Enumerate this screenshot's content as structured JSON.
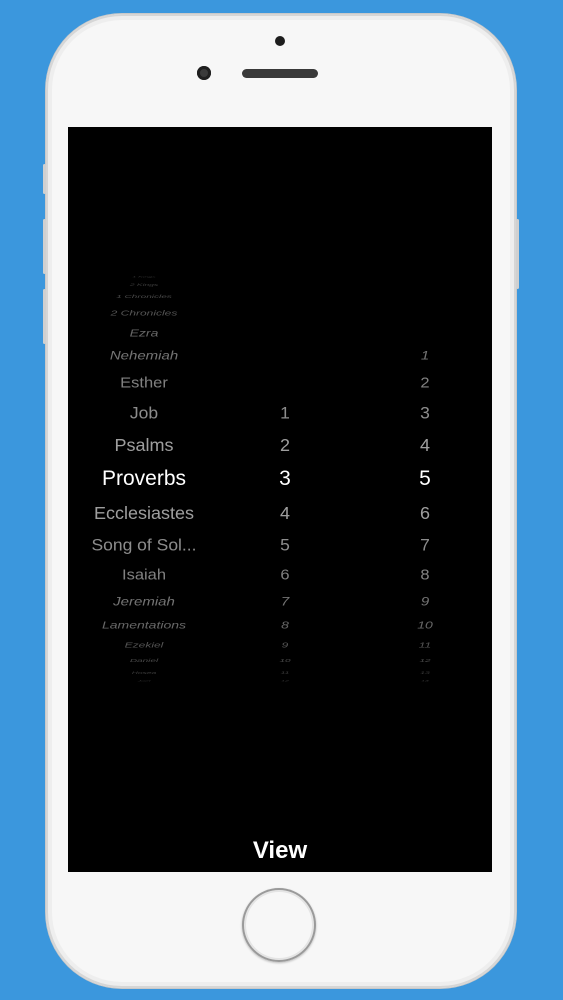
{
  "picker": {
    "books": [
      "1 Kings",
      "2 Kings",
      "1 Chronicles",
      "2 Chronicles",
      "Ezra",
      "Nehemiah",
      "Esther",
      "Job",
      "Psalms",
      "Proverbs",
      "Ecclesiastes",
      "Song of Sol...",
      "Isaiah",
      "Jeremiah",
      "Lamentations",
      "Ezekiel",
      "Daniel",
      "Hosea",
      "Joel"
    ],
    "chapters": [
      "",
      "",
      "",
      "",
      "",
      "",
      "",
      "1",
      "2",
      "3",
      "4",
      "5",
      "6",
      "7",
      "8",
      "9",
      "10",
      "11",
      "12"
    ],
    "verses": [
      "",
      "",
      "",
      "",
      "",
      "1",
      "2",
      "3",
      "4",
      "5",
      "6",
      "7",
      "8",
      "9",
      "10",
      "11",
      "12",
      "13",
      "14"
    ],
    "selected_book": "Proverbs",
    "selected_chapter": "3",
    "selected_verse": "5"
  },
  "footer": {
    "view_label": "View"
  }
}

========================================

Omit every picture, and otherwise quote the entries exactly.

- [Response to this exercise]:
Enumerate this screenshot's content as structured JSON.
{
  "picker": {
    "books": [
      "1 Kings",
      "2 Kings",
      "1 Chronicles",
      "2 Chronicles",
      "Ezra",
      "Nehemiah",
      "Esther",
      "Job",
      "Psalms",
      "Proverbs",
      "Ecclesiastes",
      "Song of Sol...",
      "Isaiah",
      "Jeremiah",
      "Lamentations",
      "Ezekiel",
      "Daniel",
      "Hosea",
      "Joel"
    ],
    "chapters": [
      "",
      "",
      "",
      "",
      "",
      "",
      "",
      "1",
      "2",
      "3",
      "4",
      "5",
      "6",
      "7",
      "8",
      "9",
      "10",
      "11",
      "12"
    ],
    "verses": [
      "",
      "",
      "",
      "",
      "",
      "1",
      "2",
      "3",
      "4",
      "5",
      "6",
      "7",
      "8",
      "9",
      "10",
      "11",
      "12",
      "13",
      "14"
    ],
    "selected_book": "Proverbs",
    "selected_chapter": "3",
    "selected_verse": "5"
  },
  "footer": {
    "view_label": "View"
  }
}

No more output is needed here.